> [Task prompt]:
Copy each line containing the word "Approve" from the records that follow, please.

>>

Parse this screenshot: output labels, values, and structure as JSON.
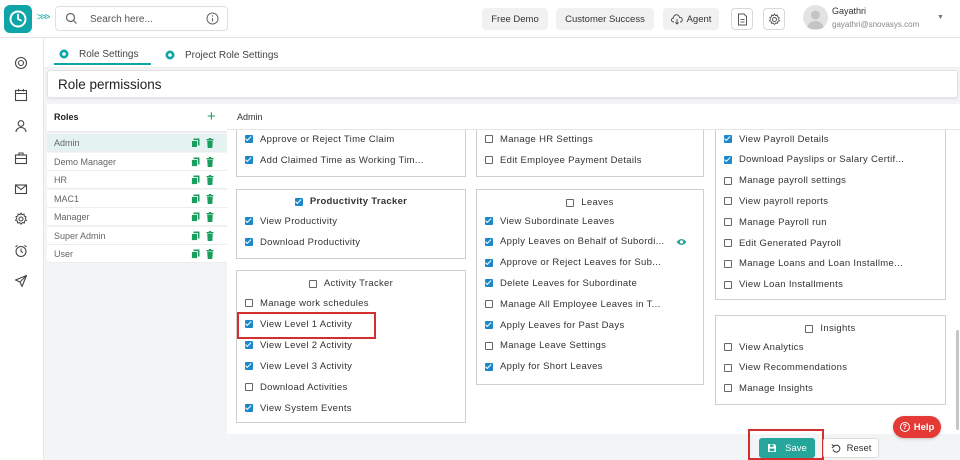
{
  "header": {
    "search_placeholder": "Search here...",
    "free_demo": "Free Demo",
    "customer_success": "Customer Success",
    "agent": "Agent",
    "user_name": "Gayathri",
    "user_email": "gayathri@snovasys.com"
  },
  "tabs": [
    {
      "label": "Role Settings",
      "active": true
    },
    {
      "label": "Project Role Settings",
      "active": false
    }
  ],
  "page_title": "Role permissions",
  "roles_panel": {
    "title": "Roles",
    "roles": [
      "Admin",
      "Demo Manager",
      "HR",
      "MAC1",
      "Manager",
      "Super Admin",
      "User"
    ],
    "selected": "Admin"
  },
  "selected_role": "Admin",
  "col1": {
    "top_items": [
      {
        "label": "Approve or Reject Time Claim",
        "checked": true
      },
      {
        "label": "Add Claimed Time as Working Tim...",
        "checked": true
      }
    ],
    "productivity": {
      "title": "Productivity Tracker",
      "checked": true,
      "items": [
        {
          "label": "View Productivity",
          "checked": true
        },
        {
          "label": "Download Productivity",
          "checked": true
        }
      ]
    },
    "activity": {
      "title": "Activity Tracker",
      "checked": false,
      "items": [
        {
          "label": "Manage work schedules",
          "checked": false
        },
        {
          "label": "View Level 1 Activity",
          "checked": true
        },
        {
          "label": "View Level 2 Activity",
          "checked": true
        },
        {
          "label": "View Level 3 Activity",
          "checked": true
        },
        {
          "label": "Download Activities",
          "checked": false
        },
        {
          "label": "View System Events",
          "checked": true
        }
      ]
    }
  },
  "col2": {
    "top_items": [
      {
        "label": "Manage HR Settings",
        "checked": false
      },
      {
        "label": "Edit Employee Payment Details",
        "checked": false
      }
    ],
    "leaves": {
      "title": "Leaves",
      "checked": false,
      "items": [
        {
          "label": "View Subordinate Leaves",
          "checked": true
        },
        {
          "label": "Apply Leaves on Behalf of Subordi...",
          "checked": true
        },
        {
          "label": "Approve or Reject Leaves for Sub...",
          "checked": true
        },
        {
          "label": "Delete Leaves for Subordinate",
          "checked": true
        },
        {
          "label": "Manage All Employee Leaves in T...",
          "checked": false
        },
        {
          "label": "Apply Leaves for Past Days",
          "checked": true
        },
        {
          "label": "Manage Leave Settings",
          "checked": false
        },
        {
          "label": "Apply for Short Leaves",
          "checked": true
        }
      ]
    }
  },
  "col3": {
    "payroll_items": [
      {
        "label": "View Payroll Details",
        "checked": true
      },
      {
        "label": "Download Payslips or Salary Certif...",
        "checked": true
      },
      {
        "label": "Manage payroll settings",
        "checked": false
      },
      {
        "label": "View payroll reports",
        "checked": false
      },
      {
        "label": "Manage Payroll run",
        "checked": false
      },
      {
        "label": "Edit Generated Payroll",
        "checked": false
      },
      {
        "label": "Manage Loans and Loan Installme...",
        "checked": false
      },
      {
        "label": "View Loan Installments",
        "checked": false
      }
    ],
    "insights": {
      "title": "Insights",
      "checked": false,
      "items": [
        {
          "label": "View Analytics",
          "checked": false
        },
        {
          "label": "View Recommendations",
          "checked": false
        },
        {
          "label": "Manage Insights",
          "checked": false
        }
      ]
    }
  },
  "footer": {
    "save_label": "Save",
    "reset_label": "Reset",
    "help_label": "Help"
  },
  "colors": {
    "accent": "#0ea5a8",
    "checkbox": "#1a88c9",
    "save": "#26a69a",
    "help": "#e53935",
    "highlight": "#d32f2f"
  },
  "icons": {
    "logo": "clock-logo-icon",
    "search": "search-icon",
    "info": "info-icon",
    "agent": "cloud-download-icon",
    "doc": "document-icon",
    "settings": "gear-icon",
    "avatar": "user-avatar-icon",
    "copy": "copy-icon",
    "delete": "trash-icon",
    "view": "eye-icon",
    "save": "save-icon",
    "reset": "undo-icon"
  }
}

<<
>>

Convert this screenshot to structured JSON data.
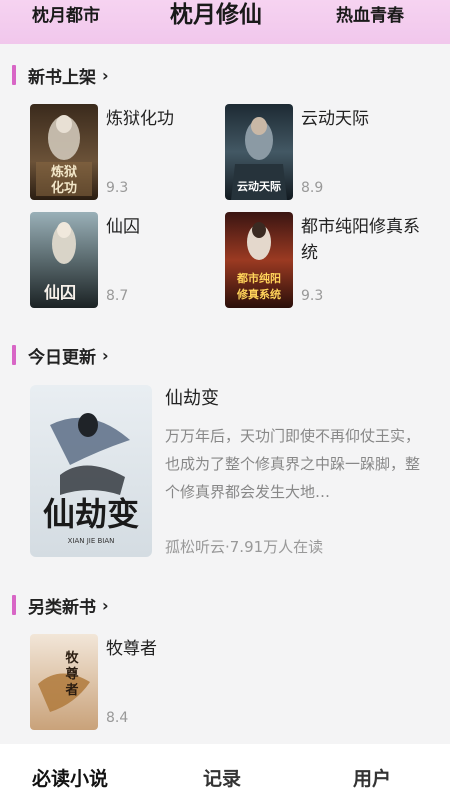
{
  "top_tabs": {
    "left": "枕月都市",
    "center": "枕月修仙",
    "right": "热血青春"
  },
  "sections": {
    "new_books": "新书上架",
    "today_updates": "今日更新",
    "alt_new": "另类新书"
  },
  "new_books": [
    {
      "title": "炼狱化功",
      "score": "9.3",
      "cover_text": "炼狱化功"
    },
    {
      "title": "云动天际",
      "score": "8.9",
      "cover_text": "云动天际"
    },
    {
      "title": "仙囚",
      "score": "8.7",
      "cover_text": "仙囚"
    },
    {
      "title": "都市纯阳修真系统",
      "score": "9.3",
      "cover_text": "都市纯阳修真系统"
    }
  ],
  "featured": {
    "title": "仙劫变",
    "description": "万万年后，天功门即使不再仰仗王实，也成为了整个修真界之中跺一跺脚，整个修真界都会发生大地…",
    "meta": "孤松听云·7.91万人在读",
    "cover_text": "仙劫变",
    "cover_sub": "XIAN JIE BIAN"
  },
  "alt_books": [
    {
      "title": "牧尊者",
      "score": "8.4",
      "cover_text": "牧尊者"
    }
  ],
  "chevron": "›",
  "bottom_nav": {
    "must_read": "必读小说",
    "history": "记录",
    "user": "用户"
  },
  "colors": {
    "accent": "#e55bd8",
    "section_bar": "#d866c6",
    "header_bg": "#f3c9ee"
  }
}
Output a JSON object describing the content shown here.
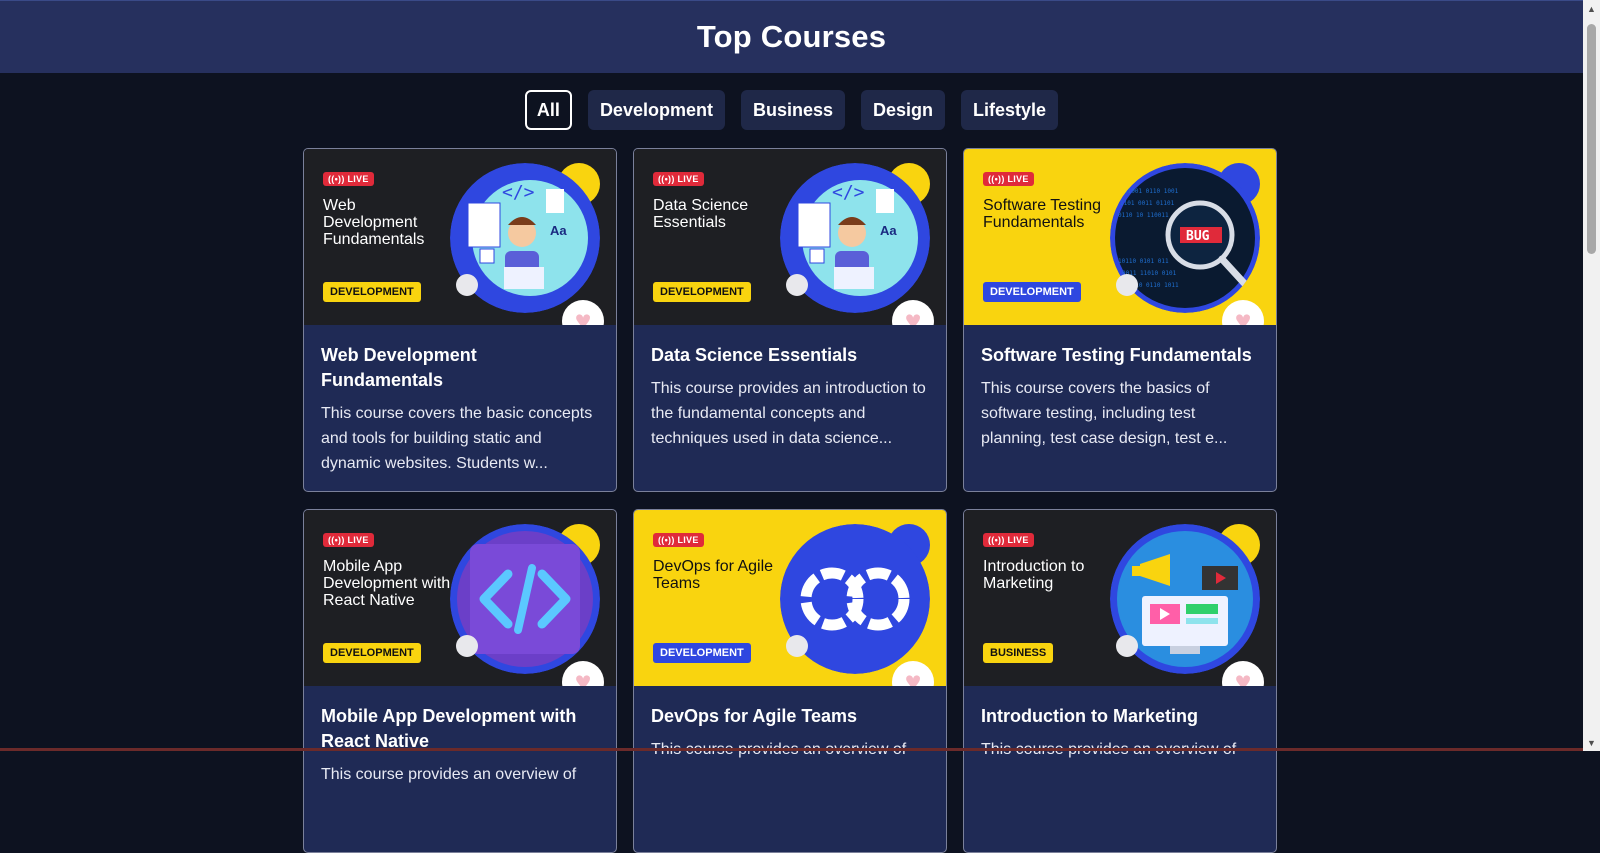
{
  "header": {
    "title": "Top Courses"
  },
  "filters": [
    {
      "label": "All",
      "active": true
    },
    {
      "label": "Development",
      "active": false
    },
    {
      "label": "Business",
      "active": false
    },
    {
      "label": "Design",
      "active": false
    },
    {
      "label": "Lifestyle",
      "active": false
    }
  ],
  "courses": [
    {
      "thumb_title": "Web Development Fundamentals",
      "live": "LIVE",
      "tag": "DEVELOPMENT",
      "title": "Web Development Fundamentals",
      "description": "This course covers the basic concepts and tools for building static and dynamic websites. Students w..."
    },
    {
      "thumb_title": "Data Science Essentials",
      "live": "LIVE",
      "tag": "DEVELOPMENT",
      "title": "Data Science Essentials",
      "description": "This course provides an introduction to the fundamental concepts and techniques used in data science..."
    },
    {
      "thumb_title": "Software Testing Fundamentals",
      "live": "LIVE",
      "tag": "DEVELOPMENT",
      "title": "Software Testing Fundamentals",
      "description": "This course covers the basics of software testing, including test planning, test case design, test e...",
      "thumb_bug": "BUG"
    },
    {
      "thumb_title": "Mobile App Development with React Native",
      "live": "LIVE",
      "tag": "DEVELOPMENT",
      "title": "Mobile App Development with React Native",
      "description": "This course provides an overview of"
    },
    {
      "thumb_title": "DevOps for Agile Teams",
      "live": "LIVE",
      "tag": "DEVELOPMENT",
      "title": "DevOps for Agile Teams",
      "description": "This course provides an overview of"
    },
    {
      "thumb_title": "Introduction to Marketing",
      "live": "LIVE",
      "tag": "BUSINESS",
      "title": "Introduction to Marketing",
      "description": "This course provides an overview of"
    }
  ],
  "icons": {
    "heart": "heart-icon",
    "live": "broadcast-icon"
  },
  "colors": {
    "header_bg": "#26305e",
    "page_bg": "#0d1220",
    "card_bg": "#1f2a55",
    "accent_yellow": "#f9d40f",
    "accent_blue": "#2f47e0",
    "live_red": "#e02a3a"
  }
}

<<
>>

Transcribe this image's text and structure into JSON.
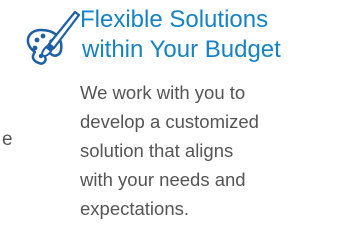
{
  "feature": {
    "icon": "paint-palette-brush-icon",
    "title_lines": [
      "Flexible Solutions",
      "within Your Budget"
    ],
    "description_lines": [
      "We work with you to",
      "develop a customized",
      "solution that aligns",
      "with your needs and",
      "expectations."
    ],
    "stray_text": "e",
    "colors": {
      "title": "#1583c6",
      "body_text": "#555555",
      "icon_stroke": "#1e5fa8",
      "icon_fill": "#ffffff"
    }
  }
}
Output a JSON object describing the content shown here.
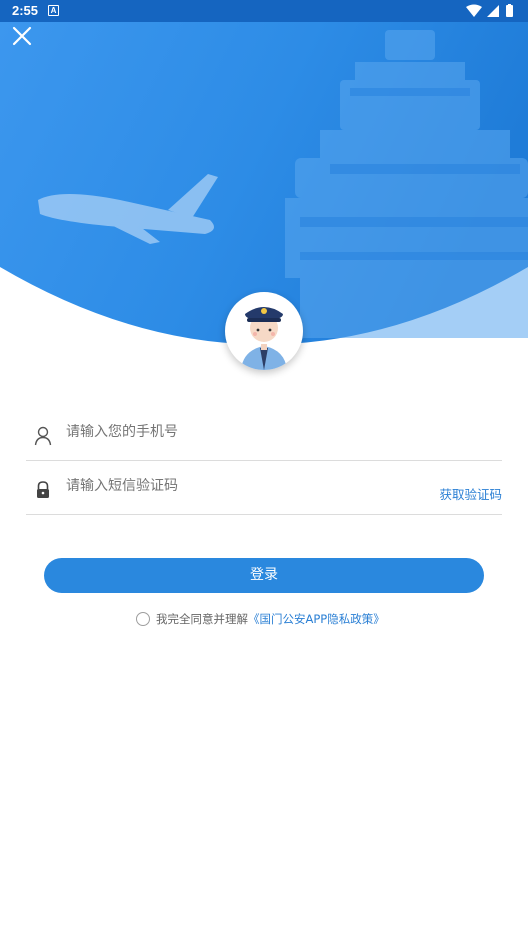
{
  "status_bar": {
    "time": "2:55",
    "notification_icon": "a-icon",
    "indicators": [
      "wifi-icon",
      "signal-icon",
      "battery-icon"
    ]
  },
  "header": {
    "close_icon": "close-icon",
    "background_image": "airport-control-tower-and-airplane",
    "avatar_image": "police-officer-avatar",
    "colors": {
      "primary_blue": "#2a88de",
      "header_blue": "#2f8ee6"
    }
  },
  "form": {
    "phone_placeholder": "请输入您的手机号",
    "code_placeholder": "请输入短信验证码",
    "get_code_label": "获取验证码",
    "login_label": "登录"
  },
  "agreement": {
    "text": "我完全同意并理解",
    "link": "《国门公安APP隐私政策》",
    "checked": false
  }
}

<<

> [Response below]:
        "label": "Approve or Reject Time Claim",
          "label": "Approve or Reject Leaves for Sub...",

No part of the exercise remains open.